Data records
┄┄┄┄┄┄
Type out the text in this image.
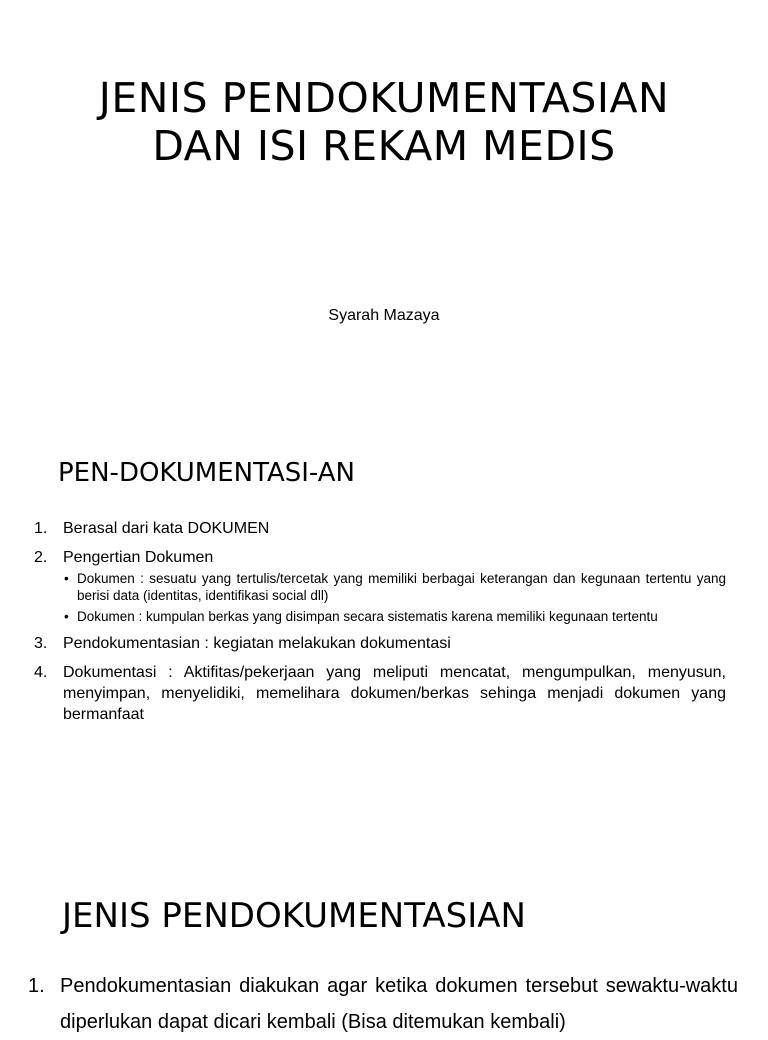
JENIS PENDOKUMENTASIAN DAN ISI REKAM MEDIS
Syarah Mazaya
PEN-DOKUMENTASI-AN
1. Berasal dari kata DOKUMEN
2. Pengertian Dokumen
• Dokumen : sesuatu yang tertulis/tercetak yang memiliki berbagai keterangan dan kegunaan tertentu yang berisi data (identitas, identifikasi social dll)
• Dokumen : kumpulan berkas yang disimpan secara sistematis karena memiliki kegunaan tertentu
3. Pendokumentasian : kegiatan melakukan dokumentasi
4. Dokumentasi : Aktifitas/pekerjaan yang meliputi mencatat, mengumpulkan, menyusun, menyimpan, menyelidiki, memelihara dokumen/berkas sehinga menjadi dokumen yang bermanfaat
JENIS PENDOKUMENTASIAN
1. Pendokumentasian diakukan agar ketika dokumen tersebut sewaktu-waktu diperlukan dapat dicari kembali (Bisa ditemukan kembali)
┄┄┄┄┄┄
EXERCISE PROMPT: Write the full listing out again with every line unchanged, but include no pictures.

EXERCISE RESPONSE:
Type out the text in this image.
JENIS PENDOKUMENTASIAN DAN ISI REKAM MEDIS
Syarah Mazaya
PEN-DOKUMENTASI-AN
1. Berasal dari kata DOKUMEN
2. Pengertian Dokumen
• Dokumen : sesuatu yang tertulis/tercetak yang memiliki berbagai keterangan dan kegunaan tertentu yang berisi data (identitas, identifikasi social dll)
• Dokumen : kumpulan berkas yang disimpan secara sistematis karena memiliki kegunaan tertentu
3. Pendokumentasian : kegiatan melakukan dokumentasi
4. Dokumentasi : Aktifitas/pekerjaan yang meliputi mencatat, mengumpulkan, menyusun, menyimpan, menyelidiki, memelihara dokumen/berkas sehinga menjadi dokumen yang bermanfaat
JENIS PENDOKUMENTASIAN
1. Pendokumentasian diakukan agar ketika dokumen tersebut sewaktu-waktu diperlukan dapat dicari kembali (Bisa ditemukan kembali)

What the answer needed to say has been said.